• [EXCERPT PROVIDED]:
┄┄┄┄┄┄┄┄┄┄
What WPA can tell us

Wins Probability Added is a fun stat. As THT’s own Dave Studenman likes to point out, it’s the story stat. Designed decades ago, WPA calculates how each event within the game affects the chances of each team winning. It tells us the story of the game: how it feels, where the big moments of drama are. A home run in the ninth inning of a 19-2 game won’t chart at all; that game’s results already have been decided. A home run in the ninth inning of a tie game will have a huge impact, because it will drastically change the odds of a team winning.

Since WPA is designed to chart the ebbs and flows of a game, how the drama rises and falls, I figure that with a large enough sample size of WPA games, you can get a sense of where the drama in a game generally comes from. There are some questions that can be dug away at with a big enough sample size. Thanks to a little bit of digging on my own part, and a really big assist from Eric Johnson, I have a sample size of over 7,000 games to work with: all contests from the 2004, 2011, and 2012 seasons.

How much drama is in a typical game?

The absolute minimum WPA value of a game is 0.500. Both teams start off with a 50 percent chance of winning and each game ends with the victor at 1.000 (a 100 percent chance of victory) and the loser at zero. So if a team scores a ton of runs in the top of the first and then shuts down its opposition, the WPA will be around .500 (1.000 percent minus 0.500). The highest possible one-game WPA is infinite. You can always have another swing in fortune—and the game always can go into extra innings.

So what’s a typical WPA score? Well, the 7,287 games on file have a total WPA of 19,646.965. Thus, an average game should have a WPA value of 2.696, which is about five times the lowest possible score. No game scores the ultimate low of 0.500.

The lowest I have is 0.696, which is exactly 2.000 below the average. That’s a neat bit of symmetry there. This value came when the Red Sox torched the Indians, 14-2, on May 25, 2011. Boston scored seven runs in the top of the first to seal it away. Cleveland didn’t score until the eighth, and all their base runners in the first seven innings came with two outs, which dampens the game’s WPA score.

While no game is more than 2.000 below the average WPA score, 666 games are at least 2.000 higher, with a mark over 4.696. A game can have an infinite number of twists in it. The highest score is the June 24, 2004, Texas-Seattle contest. The Rangers won, 9-7, in 18 topsy-turvy innings featuring 35 hits, 16 walks, and five double plays. It’s WPA: 9.517. All by itself that compensates for four 0.696 games.

Okay, so if the higher-scoring games can affect the average more than the lower-scoring games can, what’s the median WPA result? Well, the 3,644th best score out of the 7,287 games is 2.497. One game had that score exactly: the Dodgers’ 3-1 interleague victory over the Angels on June 23, 2012. If you can’t remember that one, apparently there’s good reason. By WPA, it was a perfectly generic game.
┄┄┄┄┄┄┄┄┄┄
• [RAW DATA]:

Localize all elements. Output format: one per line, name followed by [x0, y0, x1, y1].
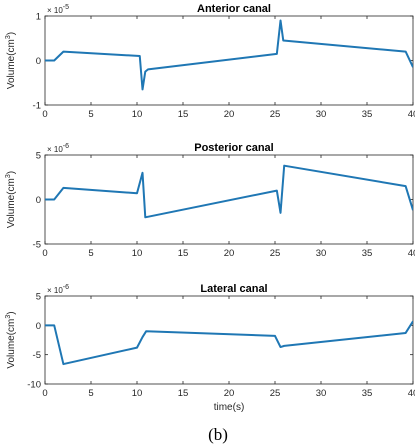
┄┄┄┄┄┄┄┄┄┄
• [WHAT TO WORK ON]:
(1) Render this sentence from the baseball WPA article in Spanish: "A game can have an infinite number of twists in it."
(2) Pick up the article on Win Probability Added in baseball and keep writing it from the point right after its final sentence.

• [ANSWERS IN ORDER]:
(1) Un partido puede tener un número infinito de giros.

(2)
Here’s a chart to show how often you get various WPA scores. Included at the side of the chart is how often you’d see this score per 162 games, to get a sense of how often you’ll see something like this each year:

WPA Score	Games	Per 162
Up to 1.000      163	 4
1.001 to 1.500	 815	18
1.501 to 2.000	1249	28
2.001 to 2.500	1425	32
2.501 to 3.000	1173	26
3.001 to 3.500	 913	20
3.501 to 4.000	 632	14
4.001 to 4.500	 599	13
4.501 to 5.000	 135	 3
5.001 or more	 183	 4

Before moving on, there’s one other item I want to check on. What are the average scores before digging deeper? You see, Baseball-Reference.com gives each team’s positive and negative scores, what marks they get for each at-bat that helps the team, and the cumulative score for every plate appearance that hurts its chances of winning.

What are the average marks when you dig down? What’s the average positive swing for a winning team and its average losing swing? What’s a typical swing for the losers?

Well, a typical winning team has an average positive good swing of +0.805, and their typical negative swing is –0.560. For losing squads, it’s +0.539 and –0.494.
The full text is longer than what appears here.